EXERCISE DIRECTIONS:
Reproduce exactly the lines below, starting with the line that contains "What's the underlying" and ending with the last line of the records, both included, and nothing else.

MATERIAL SHOWN:

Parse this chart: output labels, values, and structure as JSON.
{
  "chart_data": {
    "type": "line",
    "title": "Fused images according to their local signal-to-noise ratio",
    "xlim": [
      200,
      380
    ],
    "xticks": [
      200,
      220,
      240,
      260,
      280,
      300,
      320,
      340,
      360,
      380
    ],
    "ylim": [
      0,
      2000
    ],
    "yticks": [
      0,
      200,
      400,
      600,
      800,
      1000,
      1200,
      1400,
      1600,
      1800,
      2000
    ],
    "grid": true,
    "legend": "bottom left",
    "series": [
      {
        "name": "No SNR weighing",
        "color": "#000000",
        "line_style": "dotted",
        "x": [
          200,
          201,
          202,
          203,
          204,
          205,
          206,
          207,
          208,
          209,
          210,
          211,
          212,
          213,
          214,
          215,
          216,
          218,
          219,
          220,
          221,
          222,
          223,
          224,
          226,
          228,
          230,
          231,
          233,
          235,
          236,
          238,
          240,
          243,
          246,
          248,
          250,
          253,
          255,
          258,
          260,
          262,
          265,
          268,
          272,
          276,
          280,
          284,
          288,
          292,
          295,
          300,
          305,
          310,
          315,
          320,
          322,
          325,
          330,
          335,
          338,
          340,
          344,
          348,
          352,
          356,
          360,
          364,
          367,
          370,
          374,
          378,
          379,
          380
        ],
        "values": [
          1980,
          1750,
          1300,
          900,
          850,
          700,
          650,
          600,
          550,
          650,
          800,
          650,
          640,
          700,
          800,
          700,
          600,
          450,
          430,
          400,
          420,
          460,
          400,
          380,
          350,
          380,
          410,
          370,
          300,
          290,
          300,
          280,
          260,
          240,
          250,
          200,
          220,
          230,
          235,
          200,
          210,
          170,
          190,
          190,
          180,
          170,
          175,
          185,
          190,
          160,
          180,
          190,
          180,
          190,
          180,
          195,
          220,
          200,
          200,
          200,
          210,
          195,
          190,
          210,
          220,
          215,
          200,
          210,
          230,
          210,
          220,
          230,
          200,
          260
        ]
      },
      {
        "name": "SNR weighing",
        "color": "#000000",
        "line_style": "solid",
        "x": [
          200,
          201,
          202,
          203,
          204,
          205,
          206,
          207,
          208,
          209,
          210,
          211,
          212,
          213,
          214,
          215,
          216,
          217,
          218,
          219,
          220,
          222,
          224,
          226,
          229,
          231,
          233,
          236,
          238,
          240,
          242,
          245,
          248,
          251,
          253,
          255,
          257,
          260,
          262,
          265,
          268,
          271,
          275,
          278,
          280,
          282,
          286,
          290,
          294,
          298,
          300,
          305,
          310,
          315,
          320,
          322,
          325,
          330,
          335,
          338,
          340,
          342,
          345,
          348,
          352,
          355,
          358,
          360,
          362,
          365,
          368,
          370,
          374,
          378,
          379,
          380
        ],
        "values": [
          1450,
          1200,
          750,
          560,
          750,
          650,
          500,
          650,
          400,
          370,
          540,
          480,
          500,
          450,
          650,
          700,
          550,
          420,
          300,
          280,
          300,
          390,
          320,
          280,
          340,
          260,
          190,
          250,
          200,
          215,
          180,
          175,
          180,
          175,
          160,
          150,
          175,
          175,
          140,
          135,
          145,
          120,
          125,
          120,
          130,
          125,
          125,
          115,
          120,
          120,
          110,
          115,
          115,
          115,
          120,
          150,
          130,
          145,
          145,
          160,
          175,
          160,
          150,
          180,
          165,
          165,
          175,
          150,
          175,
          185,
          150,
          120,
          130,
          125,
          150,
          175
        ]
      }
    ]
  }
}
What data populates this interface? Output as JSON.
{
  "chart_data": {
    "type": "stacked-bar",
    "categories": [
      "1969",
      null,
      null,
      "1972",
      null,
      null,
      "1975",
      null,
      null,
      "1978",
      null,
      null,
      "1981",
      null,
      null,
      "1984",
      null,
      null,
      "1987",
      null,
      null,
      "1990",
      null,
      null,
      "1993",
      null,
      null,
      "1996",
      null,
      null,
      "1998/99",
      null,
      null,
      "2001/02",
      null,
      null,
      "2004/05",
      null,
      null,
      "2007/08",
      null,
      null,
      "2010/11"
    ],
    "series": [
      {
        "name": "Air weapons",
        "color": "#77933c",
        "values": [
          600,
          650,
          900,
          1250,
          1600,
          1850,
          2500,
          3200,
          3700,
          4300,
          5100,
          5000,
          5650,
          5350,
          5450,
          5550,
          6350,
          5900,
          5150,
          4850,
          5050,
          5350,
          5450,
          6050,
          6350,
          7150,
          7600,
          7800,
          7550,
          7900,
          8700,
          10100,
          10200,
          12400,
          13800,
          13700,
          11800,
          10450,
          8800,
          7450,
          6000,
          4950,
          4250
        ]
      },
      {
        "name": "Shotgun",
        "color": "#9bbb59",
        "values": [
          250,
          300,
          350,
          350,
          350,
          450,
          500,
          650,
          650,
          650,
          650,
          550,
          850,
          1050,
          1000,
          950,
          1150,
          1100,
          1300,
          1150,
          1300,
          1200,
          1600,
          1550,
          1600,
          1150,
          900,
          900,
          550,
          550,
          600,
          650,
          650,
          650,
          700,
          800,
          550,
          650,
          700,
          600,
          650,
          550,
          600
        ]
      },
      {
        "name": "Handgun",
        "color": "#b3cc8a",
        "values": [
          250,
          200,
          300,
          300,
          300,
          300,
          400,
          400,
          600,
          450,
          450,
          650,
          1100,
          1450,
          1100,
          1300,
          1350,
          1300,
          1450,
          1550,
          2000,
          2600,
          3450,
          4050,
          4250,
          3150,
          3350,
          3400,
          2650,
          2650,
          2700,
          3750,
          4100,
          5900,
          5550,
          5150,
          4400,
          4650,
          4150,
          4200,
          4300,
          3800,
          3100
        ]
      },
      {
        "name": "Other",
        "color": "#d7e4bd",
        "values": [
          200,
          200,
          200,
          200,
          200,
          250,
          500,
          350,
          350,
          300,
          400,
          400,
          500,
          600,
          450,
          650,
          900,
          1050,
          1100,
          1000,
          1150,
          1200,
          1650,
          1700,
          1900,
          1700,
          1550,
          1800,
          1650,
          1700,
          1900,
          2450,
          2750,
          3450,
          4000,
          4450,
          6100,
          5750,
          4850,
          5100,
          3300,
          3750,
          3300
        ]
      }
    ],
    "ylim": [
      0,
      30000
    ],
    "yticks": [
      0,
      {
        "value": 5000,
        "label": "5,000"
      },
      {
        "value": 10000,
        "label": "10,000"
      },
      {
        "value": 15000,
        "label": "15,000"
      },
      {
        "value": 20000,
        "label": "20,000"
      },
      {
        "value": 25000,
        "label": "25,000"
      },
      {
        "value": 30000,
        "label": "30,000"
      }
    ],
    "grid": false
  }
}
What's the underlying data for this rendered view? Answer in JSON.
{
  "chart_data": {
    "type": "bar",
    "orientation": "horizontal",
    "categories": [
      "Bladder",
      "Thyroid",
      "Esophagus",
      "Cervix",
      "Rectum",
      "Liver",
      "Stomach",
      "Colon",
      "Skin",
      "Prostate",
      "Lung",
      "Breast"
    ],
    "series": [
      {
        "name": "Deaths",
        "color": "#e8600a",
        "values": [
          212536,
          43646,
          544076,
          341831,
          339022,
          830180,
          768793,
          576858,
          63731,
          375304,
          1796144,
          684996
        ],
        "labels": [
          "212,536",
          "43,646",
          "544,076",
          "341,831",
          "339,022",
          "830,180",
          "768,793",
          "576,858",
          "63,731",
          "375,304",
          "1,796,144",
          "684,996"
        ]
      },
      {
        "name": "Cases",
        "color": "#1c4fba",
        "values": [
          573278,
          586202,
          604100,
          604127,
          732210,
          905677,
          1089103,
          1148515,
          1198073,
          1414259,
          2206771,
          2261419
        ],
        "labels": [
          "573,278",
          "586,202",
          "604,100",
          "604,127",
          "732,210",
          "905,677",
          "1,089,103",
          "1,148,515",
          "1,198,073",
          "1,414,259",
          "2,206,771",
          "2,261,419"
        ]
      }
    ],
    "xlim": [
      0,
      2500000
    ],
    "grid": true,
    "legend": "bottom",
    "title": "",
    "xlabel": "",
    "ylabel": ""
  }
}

WORKED ANSWER:
What's the underlying data for this rendered view? Answer in JSON.
{
  "chart_data": {
    "type": "bar",
    "orientation": "horizontal",
    "categories": [
      "Bladder",
      "Thyroid",
      "Esophagus",
      "Cervix",
      "Rectum",
      "Liver",
      "Stomach",
      "Colon",
      "Skin",
      "Prostate",
      "Lung",
      "Breast"
    ],
    "series": [
      {
        "name": "Deaths",
        "color": "#e8600a",
        "values": [
          212536,
          43646,
          544076,
          341831,
          339022,
          830180,
          768793,
          576858,
          63731,
          375304,
          1796144,
          684996
        ],
        "labels": [
          "212,536",
          "43,646",
          "544,076",
          "341,831",
          "339,022",
          "830,180",
          "768,793",
          "576,858",
          "63,731",
          "375,304",
          "1,796,144",
          "684,996"
        ]
      },
      {
        "name": "Cases",
        "color": "#1c4fba",
        "values": [
          573278,
          586202,
          604100,
          604127,
          732210,
          905677,
          1089103,
          1148515,
          1198073,
          1414259,
          2206771,
          2261419
        ],
        "labels": [
          "573,278",
          "586,202",
          "604,100",
          "604,127",
          "732,210",
          "905,677",
          "1,089,103",
          "1,148,515",
          "1,198,073",
          "1,414,259",
          "2,206,771",
          "2,261,419"
        ]
      }
    ],
    "xlim": [
      0,
      2500000
    ],
    "grid": true,
    "legend": "bottom",
    "title": "",
    "xlabel": "",
    "ylabel": ""
  }
}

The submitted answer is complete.